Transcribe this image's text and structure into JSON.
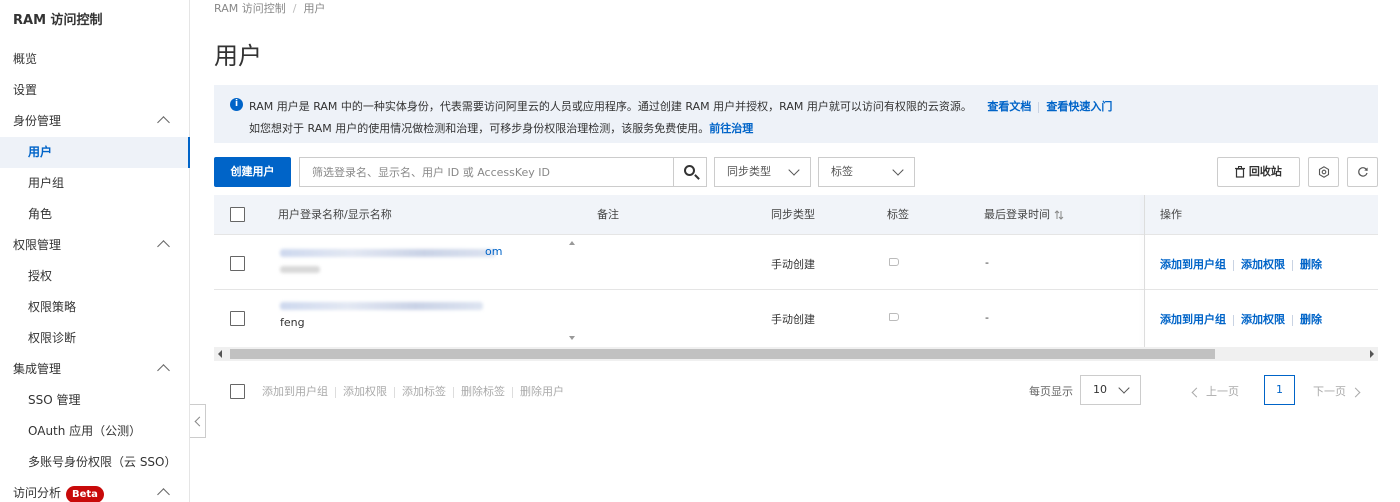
{
  "sidebar": {
    "title": "RAM 访问控制",
    "items": [
      {
        "label": "概览"
      },
      {
        "label": "设置"
      },
      {
        "label": "身份管理"
      },
      {
        "label": "用户"
      },
      {
        "label": "用户组"
      },
      {
        "label": "角色"
      },
      {
        "label": "权限管理"
      },
      {
        "label": "授权"
      },
      {
        "label": "权限策略"
      },
      {
        "label": "权限诊断"
      },
      {
        "label": "集成管理"
      },
      {
        "label": "SSO 管理"
      },
      {
        "label": "OAuth 应用（公测）"
      },
      {
        "label": "多账号身份权限（云 SSO）"
      },
      {
        "label": "访问分析",
        "badge": "Beta"
      }
    ]
  },
  "breadcrumb": [
    "RAM 访问控制",
    "/",
    "用户"
  ],
  "page_title": "用户",
  "notice": {
    "line1": "RAM 用户是 RAM 中的一种实体身份，代表需要访问阿里云的人员或应用程序。通过创建 RAM 用户并授权，RAM 用户就可以访问有权限的云资源。",
    "link_docs": "查看文档",
    "link_quickstart": "查看快速入门",
    "line2": "如您想对于 RAM 用户的使用情况做检测和治理，可移步身份权限治理检测，该服务免费使用。",
    "link_govern": "前往治理"
  },
  "toolbar": {
    "create_label": "创建用户",
    "search_placeholder": "筛选登录名、显示名、用户 ID 或 AccessKey ID",
    "sync_type_label": "同步类型",
    "tag_label": "标签",
    "recycle_label": "回收站"
  },
  "table": {
    "headers": {
      "name": "用户登录名称/显示名称",
      "note": "备注",
      "sync": "同步类型",
      "tag": "标签",
      "last_login": "最后登录时间",
      "ops": "操作"
    },
    "rows": [
      {
        "login_suffix": "om",
        "display": "",
        "note": "",
        "sync": "手动创建",
        "last_login": "-",
        "op1": "添加到用户组",
        "op2": "添加权限",
        "op3": "删除"
      },
      {
        "login_suffix": "",
        "display": "feng",
        "note": "",
        "sync": "手动创建",
        "last_login": "-",
        "op1": "添加到用户组",
        "op2": "添加权限",
        "op3": "删除"
      }
    ]
  },
  "bulk_actions": [
    "添加到用户组",
    "添加权限",
    "添加标签",
    "删除标签",
    "删除用户"
  ],
  "pagination": {
    "per_page_label": "每页显示",
    "per_page_value": "10",
    "prev": "上一页",
    "current": "1",
    "next": "下一页"
  },
  "colors": {
    "primary": "#0064c8",
    "badge": "#c80a0a",
    "notice_bg": "#eef2f8"
  }
}
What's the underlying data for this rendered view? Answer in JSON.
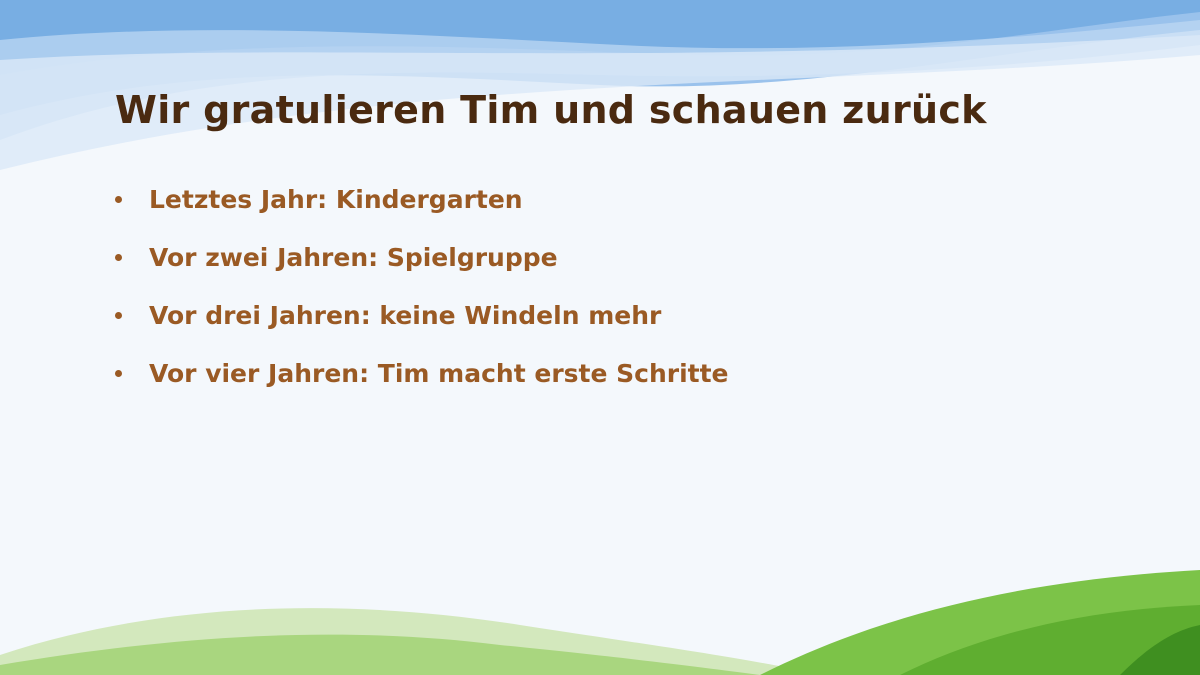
{
  "slide": {
    "title": "Wir gratulieren Tim und schauen zurück",
    "bullets": [
      "Letztes Jahr: Kindergarten",
      "Vor zwei Jahren: Spielgruppe",
      "Vor drei Jahren: keine Windeln mehr",
      "Vor vier Jahren: Tim macht erste Schritte"
    ]
  },
  "colors": {
    "background": "#f4f8fc",
    "title": "#4a2a10",
    "bullet_text": "#9a5a24",
    "sky": "#7fb2e6",
    "grass": "#6fb83a"
  }
}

[REQUIREMENTS]
Beginning with the line that contains "What's the underlying" in the data above, please copy each line exactly until the last line, both ends included, skipping any pictures.

[PROBLEM SOLUTION]
What's the underlying data for this rendered view? Answer in JSON.
{
  "slide": {
    "title": "Wir gratulieren Tim und schauen zurück",
    "bullets": [
      "Letztes Jahr: Kindergarten",
      "Vor zwei Jahren: Spielgruppe",
      "Vor drei Jahren: keine Windeln mehr",
      "Vor vier Jahren: Tim macht erste Schritte"
    ]
  },
  "colors": {
    "background": "#f4f8fc",
    "title": "#4a2a10",
    "bullet_text": "#9a5a24",
    "sky": "#7fb2e6",
    "grass": "#6fb83a"
  }
}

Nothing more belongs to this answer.